--- The input ---
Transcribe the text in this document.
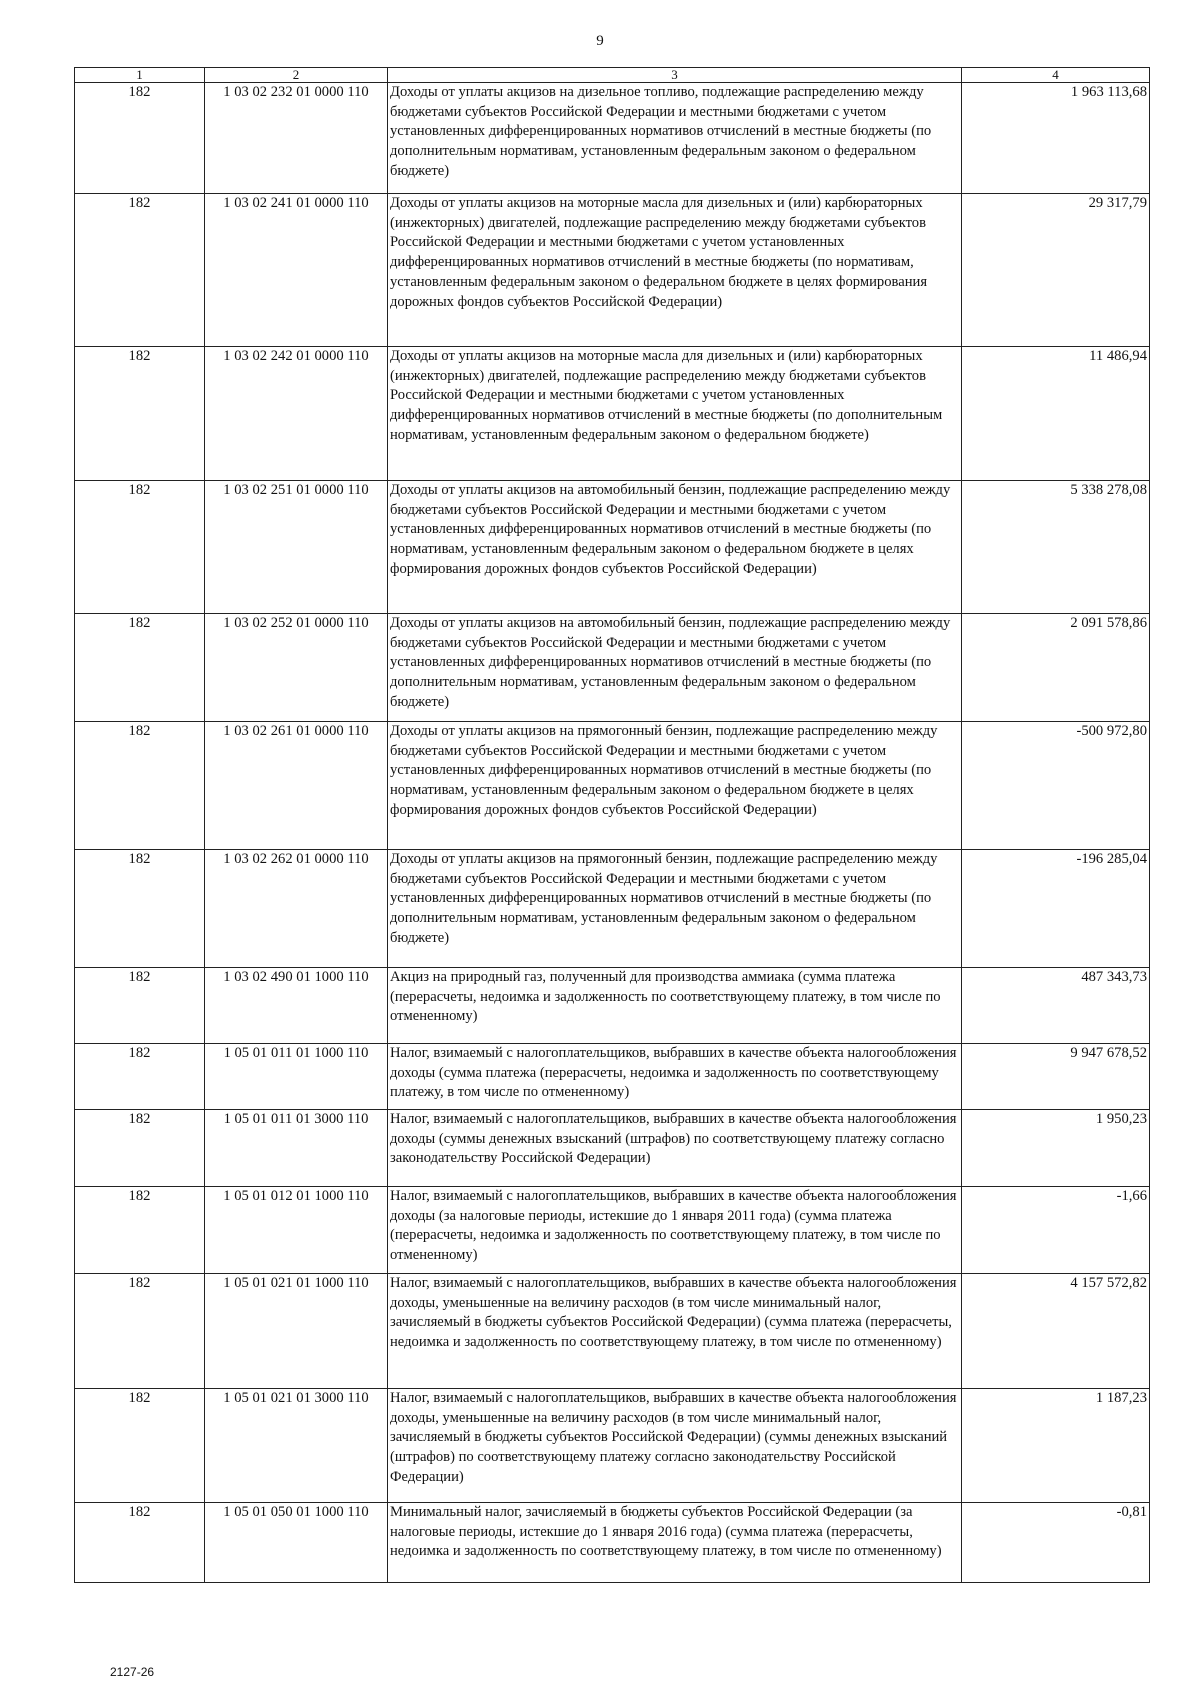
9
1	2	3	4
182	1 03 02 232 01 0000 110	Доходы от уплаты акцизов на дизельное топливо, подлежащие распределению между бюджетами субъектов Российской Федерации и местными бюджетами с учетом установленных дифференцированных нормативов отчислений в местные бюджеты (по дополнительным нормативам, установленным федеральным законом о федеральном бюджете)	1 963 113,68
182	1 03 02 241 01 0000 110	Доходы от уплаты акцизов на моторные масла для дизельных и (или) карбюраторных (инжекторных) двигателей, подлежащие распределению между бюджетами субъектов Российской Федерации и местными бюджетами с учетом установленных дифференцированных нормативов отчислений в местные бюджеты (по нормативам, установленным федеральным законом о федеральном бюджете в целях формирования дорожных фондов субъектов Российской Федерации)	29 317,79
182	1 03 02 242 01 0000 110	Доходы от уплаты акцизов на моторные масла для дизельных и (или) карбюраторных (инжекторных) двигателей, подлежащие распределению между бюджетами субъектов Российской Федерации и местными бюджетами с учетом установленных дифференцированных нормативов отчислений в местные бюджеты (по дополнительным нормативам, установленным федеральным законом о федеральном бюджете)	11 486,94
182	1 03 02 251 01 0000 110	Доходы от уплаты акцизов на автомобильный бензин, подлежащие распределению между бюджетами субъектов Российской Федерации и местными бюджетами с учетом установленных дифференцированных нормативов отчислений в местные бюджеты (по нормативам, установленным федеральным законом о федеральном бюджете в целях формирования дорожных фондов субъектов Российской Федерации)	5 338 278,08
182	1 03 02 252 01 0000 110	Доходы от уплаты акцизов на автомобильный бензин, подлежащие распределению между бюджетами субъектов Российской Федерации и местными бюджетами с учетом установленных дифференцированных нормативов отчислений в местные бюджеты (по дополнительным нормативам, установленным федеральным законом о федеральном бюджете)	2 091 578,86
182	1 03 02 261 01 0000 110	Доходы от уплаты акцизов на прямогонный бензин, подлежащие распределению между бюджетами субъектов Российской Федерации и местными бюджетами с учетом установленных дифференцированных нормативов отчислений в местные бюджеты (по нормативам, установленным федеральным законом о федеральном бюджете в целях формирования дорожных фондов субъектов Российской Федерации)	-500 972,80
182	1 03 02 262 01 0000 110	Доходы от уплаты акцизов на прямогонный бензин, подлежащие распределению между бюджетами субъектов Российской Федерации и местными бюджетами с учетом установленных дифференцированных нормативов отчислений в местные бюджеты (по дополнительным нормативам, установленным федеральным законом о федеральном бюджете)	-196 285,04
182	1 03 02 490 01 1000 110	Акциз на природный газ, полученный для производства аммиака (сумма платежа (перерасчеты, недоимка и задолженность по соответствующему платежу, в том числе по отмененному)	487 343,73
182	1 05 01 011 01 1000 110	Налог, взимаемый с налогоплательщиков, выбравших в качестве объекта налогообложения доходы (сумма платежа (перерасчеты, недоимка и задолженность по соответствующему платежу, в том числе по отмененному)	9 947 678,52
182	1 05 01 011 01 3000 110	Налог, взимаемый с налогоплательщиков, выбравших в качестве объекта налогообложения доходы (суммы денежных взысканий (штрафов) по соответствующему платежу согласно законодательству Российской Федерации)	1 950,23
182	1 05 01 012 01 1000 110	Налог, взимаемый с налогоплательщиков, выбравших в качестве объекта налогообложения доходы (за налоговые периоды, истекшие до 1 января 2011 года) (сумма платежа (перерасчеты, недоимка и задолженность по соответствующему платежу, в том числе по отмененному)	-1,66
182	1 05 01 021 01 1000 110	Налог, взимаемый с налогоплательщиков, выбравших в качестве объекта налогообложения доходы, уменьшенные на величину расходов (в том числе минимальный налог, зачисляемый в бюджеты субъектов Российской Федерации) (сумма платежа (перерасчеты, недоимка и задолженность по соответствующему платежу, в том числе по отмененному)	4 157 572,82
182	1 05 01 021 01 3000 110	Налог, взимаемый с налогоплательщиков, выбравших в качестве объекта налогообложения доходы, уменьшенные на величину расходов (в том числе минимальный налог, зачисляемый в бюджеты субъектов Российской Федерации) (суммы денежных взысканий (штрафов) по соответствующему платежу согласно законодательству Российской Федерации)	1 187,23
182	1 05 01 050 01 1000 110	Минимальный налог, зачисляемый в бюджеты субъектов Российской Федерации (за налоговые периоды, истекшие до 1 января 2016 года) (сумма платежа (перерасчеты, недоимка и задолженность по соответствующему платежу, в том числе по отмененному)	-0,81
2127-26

--- Goal of the exercise ---
Reproduce the material word for word. Any pictures should be left out of the copy.

--- Written answer ---
Transcribe the text in this document.
9
1	2	3	4
182	1 03 02 232 01 0000 110	Доходы от уплаты акцизов на дизельное топливо, подлежащие распределению между бюджетами субъектов Российской Федерации и местными бюджетами с учетом установленных дифференцированных нормативов отчислений в местные бюджеты (по дополнительным нормативам, установленным федеральным законом о федеральном бюджете)	1 963 113,68
182	1 03 02 241 01 0000 110	Доходы от уплаты акцизов на моторные масла для дизельных и (или) карбюраторных (инжекторных) двигателей, подлежащие распределению между бюджетами субъектов Российской Федерации и местными бюджетами с учетом установленных дифференцированных нормативов отчислений в местные бюджеты (по нормативам, установленным федеральным законом о федеральном бюджете в целях формирования дорожных фондов субъектов Российской Федерации)	29 317,79
182	1 03 02 242 01 0000 110	Доходы от уплаты акцизов на моторные масла для дизельных и (или) карбюраторных (инжекторных) двигателей, подлежащие распределению между бюджетами субъектов Российской Федерации и местными бюджетами с учетом установленных дифференцированных нормативов отчислений в местные бюджеты (по дополнительным нормативам, установленным федеральным законом о федеральном бюджете)	11 486,94
182	1 03 02 251 01 0000 110	Доходы от уплаты акцизов на автомобильный бензин, подлежащие распределению между бюджетами субъектов Российской Федерации и местными бюджетами с учетом установленных дифференцированных нормативов отчислений в местные бюджеты (по нормативам, установленным федеральным законом о федеральном бюджете в целях формирования дорожных фондов субъектов Российской Федерации)	5 338 278,08
182	1 03 02 252 01 0000 110	Доходы от уплаты акцизов на автомобильный бензин, подлежащие распределению между бюджетами субъектов Российской Федерации и местными бюджетами с учетом установленных дифференцированных нормативов отчислений в местные бюджеты (по дополнительным нормативам, установленным федеральным законом о федеральном бюджете)	2 091 578,86
182	1 03 02 261 01 0000 110	Доходы от уплаты акцизов на прямогонный бензин, подлежащие распределению между бюджетами субъектов Российской Федерации и местными бюджетами с учетом установленных дифференцированных нормативов отчислений в местные бюджеты (по нормативам, установленным федеральным законом о федеральном бюджете в целях формирования дорожных фондов субъектов Российской Федерации)	-500 972,80
182	1 03 02 262 01 0000 110	Доходы от уплаты акцизов на прямогонный бензин, подлежащие распределению между бюджетами субъектов Российской Федерации и местными бюджетами с учетом установленных дифференцированных нормативов отчислений в местные бюджеты (по дополнительным нормативам, установленным федеральным законом о федеральном бюджете)	-196 285,04
182	1 03 02 490 01 1000 110	Акциз на природный газ, полученный для производства аммиака (сумма платежа (перерасчеты, недоимка и задолженность по соответствующему платежу, в том числе по отмененному)	487 343,73
182	1 05 01 011 01 1000 110	Налог, взимаемый с налогоплательщиков, выбравших в качестве объекта налогообложения доходы (сумма платежа (перерасчеты, недоимка и задолженность по соответствующему платежу, в том числе по отмененному)	9 947 678,52
182	1 05 01 011 01 3000 110	Налог, взимаемый с налогоплательщиков, выбравших в качестве объекта налогообложения доходы (суммы денежных взысканий (штрафов) по соответствующему платежу согласно законодательству Российской Федерации)	1 950,23
182	1 05 01 012 01 1000 110	Налог, взимаемый с налогоплательщиков, выбравших в качестве объекта налогообложения доходы (за налоговые периоды, истекшие до 1 января 2011 года) (сумма платежа (перерасчеты, недоимка и задолженность по соответствующему платежу, в том числе по отмененному)	-1,66
182	1 05 01 021 01 1000 110	Налог, взимаемый с налогоплательщиков, выбравших в качестве объекта налогообложения доходы, уменьшенные на величину расходов (в том числе минимальный налог, зачисляемый в бюджеты субъектов Российской Федерации) (сумма платежа (перерасчеты, недоимка и задолженность по соответствующему платежу, в том числе по отмененному)	4 157 572,82
182	1 05 01 021 01 3000 110	Налог, взимаемый с налогоплательщиков, выбравших в качестве объекта налогообложения доходы, уменьшенные на величину расходов (в том числе минимальный налог, зачисляемый в бюджеты субъектов Российской Федерации) (суммы денежных взысканий (штрафов) по соответствующему платежу согласно законодательству Российской Федерации)	1 187,23
182	1 05 01 050 01 1000 110	Минимальный налог, зачисляемый в бюджеты субъектов Российской Федерации (за налоговые периоды, истекшие до 1 января 2016 года) (сумма платежа (перерасчеты, недоимка и задолженность по соответствующему платежу, в том числе по отмененному)	-0,81
2127-26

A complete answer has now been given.